## DOCUMENT PASSAGE:
How to count unique values of a column in pandas DataFrame? – When working on machine learning or data analysis with pandas we are often required to get the count of unique or distinct values from a single column or multiple columns.
You can get the number of unique values in the column of pandas DataFrame using several ways like using functions Series.unique.size, Series.nunique(), Series.drop_duplicates().size(). Since the DataFrame column is internally represented as a Series, you can use these functions to perform the operation.
1. Quick Examples of Count Unique Values in Column
Following are quick examples of how to count unique values in column.
#Below are quick examples
# Get Unique Count using Series.unique()
count = df.Courses.unique().size
# Using Series.nunique()
count = df.Courses.nunique()
# Get frequency of each value
frequence = df.Courses.value_counts()
# By using drop_duplicates()
count = df.Courses.drop_duplicates().size
#Count unique on multiple columns
count = df[['Courses','Fee']].drop_duplicates().shape[0]
print(count)
#Count unique on multiple columns
count = df[['Courses','Fee']].nunique()
#count unique values in each row
#df.nunique(axis=1)
Let’s create a DataFrame.
import pandas as pd
import numpy as np
technologies = {
'Courses':["Spark","PySpark","Python","Pandas","Python","Spark","Pandas"],
'Fee' :[20000,25000,22000,30000,25000,20000,30000],
'Duration':['30days','40days','35days','50days','40days','30days','50days'],
'Discount':[1000,2300,1200,2000,2300,1000,2000]
}
df = pd.DataFrame(technologies)
print(df)
Yields below output.
Courses Fee Duration Discount
0 Spark 20000 30days 1000
1 PySpark 25000 40days 2300
2 Python 22000 35days 1200
3 Pandas 30000 50days 2000
4 Python 25000 40days 2300
5 Spark 20000 30days 1000
6 Pandas 30000 50days 2000
2. Pandas Count Unique Values
To count unique values in the pandas dataframe column use Series.unique()

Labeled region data
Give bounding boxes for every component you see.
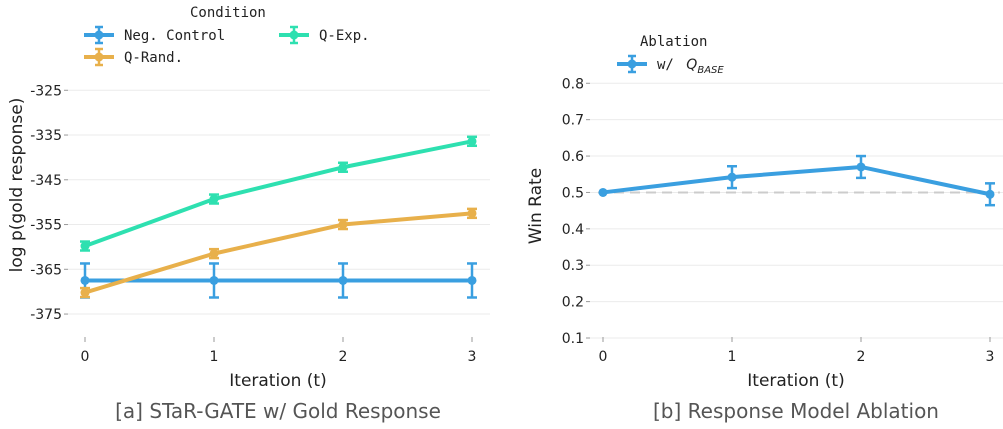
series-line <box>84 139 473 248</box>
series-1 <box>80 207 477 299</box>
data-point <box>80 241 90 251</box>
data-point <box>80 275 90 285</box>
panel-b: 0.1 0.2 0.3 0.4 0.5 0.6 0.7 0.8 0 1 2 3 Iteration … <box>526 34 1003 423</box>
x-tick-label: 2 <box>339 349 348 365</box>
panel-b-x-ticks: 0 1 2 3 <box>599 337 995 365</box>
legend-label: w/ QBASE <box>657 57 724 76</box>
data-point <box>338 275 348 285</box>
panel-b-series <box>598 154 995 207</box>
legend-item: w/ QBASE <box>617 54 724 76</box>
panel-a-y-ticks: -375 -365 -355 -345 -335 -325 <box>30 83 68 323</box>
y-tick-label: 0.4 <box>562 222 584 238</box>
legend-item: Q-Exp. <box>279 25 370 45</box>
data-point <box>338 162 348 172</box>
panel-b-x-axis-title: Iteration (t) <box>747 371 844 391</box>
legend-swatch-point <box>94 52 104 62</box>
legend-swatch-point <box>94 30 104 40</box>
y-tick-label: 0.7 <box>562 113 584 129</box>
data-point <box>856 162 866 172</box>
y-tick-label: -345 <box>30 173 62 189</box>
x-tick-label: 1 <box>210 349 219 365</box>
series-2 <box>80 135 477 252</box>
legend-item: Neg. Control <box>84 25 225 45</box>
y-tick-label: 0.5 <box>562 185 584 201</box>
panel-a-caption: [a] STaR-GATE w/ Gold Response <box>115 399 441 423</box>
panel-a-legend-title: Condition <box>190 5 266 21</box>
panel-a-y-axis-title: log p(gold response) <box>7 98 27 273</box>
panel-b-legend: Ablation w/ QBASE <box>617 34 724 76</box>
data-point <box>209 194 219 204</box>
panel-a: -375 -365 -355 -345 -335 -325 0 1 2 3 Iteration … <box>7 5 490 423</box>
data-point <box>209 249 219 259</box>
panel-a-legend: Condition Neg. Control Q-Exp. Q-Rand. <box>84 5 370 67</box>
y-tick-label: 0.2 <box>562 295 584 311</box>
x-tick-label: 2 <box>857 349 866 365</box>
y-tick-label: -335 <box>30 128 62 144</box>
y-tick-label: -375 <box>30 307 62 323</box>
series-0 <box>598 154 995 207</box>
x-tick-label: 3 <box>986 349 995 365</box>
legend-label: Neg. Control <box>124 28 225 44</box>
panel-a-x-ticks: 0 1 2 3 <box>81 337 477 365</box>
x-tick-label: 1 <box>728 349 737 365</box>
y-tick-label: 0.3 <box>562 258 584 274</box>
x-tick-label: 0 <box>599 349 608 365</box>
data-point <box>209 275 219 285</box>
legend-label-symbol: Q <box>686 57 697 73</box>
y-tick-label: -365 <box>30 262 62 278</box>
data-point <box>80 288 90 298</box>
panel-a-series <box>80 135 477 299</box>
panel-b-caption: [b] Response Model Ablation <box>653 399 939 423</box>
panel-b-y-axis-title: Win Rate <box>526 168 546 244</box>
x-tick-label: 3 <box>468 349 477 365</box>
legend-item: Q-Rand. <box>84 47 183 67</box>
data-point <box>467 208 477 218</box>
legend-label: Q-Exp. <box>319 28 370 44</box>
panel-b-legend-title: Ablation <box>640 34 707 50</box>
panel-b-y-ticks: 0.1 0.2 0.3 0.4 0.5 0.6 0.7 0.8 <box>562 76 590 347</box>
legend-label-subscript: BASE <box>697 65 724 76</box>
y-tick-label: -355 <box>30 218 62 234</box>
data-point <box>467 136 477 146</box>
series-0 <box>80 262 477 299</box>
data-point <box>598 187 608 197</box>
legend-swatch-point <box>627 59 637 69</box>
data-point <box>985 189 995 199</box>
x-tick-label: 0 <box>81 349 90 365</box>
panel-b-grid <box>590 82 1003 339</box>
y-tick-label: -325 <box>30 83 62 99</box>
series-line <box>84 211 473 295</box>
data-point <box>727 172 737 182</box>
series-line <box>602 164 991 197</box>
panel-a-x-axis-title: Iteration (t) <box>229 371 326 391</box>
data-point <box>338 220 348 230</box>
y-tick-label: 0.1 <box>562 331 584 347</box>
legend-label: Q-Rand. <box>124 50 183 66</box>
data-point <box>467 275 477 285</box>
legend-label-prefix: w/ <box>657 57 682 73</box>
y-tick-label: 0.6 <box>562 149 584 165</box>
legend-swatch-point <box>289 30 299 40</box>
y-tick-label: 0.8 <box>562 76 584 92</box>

...

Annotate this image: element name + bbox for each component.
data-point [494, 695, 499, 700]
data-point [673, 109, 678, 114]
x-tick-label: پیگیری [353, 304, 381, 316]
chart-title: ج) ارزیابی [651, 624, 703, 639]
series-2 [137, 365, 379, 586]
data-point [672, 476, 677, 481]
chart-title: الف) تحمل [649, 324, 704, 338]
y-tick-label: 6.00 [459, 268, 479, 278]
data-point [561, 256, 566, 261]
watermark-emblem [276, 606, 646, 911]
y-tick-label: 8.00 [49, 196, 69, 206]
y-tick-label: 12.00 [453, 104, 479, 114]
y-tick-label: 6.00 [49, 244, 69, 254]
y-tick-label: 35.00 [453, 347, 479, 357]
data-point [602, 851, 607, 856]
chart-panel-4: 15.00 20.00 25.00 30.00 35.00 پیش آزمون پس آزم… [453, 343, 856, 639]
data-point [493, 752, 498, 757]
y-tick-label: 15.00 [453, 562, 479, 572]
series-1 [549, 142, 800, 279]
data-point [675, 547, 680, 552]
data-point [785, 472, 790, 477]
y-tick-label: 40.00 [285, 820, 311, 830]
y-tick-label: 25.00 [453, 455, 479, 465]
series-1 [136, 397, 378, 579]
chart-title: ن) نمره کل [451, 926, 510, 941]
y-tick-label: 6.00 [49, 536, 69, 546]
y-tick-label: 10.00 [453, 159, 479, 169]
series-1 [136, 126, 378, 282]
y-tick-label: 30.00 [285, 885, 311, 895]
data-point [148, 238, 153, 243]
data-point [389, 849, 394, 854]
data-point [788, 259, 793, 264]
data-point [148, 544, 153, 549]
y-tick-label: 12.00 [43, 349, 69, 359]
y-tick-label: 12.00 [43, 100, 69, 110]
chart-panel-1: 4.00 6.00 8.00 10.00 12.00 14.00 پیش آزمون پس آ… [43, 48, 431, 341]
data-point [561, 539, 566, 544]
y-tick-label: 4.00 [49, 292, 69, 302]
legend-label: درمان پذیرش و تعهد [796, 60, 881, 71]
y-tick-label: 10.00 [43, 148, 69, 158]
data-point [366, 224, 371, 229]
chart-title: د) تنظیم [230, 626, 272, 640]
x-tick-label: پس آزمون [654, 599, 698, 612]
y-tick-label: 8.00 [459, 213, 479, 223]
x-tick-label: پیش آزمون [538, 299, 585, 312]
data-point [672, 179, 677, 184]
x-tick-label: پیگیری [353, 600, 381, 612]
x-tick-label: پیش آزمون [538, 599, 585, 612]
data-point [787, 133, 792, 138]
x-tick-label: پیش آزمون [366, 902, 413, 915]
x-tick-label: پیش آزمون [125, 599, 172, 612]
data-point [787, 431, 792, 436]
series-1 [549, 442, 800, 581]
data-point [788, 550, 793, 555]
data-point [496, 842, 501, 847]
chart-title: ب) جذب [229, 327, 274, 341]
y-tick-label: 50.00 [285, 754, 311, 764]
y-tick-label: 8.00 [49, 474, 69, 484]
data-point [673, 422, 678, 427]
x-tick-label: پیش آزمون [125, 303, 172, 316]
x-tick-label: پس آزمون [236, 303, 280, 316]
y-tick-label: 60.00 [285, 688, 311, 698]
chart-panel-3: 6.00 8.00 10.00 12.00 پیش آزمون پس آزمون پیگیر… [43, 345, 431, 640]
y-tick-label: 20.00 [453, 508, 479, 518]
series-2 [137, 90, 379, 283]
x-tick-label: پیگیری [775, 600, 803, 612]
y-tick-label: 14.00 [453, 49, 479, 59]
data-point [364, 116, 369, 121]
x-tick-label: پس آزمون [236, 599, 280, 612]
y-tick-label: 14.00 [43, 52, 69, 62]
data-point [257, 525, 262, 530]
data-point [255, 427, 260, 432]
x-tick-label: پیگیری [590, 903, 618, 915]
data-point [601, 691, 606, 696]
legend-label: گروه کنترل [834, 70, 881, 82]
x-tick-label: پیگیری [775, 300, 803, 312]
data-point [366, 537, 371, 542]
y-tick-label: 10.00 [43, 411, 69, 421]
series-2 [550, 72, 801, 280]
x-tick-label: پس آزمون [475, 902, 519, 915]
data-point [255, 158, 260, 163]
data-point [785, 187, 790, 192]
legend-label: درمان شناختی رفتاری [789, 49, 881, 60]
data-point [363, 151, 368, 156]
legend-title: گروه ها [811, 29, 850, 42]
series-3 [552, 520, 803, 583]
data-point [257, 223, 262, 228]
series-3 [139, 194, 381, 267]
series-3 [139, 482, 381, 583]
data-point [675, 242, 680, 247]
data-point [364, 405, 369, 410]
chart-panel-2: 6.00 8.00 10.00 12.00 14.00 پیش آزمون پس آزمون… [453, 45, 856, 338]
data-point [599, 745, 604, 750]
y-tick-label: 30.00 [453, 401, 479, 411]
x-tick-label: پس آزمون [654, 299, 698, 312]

--

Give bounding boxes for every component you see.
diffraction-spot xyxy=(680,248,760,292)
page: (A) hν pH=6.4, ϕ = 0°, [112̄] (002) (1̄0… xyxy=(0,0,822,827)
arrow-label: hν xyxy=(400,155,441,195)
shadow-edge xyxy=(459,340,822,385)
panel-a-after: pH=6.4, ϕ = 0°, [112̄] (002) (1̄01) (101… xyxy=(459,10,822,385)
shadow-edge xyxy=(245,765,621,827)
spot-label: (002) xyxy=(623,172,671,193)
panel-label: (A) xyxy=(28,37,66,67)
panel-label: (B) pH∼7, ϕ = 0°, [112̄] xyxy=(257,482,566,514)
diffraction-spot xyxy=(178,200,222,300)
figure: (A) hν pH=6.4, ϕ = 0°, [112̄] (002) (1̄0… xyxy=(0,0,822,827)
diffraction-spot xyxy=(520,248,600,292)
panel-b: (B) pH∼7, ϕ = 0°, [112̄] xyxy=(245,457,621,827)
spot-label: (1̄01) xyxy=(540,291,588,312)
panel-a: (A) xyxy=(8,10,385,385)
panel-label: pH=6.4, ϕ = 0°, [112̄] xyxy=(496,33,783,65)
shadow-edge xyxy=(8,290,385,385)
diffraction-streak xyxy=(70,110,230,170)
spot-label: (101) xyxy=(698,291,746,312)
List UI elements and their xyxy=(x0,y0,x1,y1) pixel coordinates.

## ACTIONS TO TAKE:
- A) In the pandas guide, why can Series functions count the unique values in a DataFrame column?
- B) Echo everything in the pandas guide from "count = df.Courses.drop_duplicates().size" down to "#df.nunique(axis=1)".

## RESPONSES:
- A) A DataFrame column is internally represented as a Series.

- B)
count = df.Courses.drop_duplicates().size
#Count unique on multiple columns
count = df[['Courses','Fee']].drop_duplicates().shape[0]
print(count)
#Count unique on multiple columns
count = df[['Courses','Fee']].nunique()
#count unique values in each row
#df.nunique(axis=1)